**Given problem:**
Gather all lines in the data that hold the string "FIJAR".

Saved entries

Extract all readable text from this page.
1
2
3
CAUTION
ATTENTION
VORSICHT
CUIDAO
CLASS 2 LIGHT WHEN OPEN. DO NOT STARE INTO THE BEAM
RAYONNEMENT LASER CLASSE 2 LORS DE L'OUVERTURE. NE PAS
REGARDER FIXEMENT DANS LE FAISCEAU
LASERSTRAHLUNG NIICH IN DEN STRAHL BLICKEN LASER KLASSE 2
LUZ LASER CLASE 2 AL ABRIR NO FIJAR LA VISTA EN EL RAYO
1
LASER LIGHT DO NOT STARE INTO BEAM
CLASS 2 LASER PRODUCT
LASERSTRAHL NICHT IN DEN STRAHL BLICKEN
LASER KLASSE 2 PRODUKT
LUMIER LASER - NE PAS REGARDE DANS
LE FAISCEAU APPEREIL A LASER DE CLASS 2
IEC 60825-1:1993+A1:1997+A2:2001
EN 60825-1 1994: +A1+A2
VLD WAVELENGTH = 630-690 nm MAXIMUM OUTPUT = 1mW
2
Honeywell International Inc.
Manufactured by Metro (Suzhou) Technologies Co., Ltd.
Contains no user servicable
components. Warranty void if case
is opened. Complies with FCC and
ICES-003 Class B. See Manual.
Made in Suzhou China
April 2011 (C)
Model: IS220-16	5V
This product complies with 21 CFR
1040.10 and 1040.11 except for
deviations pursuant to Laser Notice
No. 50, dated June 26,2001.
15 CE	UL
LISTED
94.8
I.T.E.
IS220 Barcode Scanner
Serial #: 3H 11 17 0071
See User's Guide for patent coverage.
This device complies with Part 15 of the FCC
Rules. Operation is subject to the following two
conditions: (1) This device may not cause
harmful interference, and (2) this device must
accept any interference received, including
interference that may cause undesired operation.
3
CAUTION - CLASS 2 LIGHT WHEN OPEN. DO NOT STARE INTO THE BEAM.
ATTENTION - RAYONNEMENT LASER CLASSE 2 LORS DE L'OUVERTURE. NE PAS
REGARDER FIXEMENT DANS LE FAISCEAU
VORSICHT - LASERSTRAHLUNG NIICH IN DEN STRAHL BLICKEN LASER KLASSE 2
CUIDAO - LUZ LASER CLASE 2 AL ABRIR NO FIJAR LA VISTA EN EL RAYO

**Worked answer:**
LUZ LASER CLASE 2 AL ABRIR NO FIJAR LA VISTA EN EL RAYO
CUIDAO - LUZ LASER CLASE 2 AL ABRIR NO FIJAR LA VISTA EN EL RAYO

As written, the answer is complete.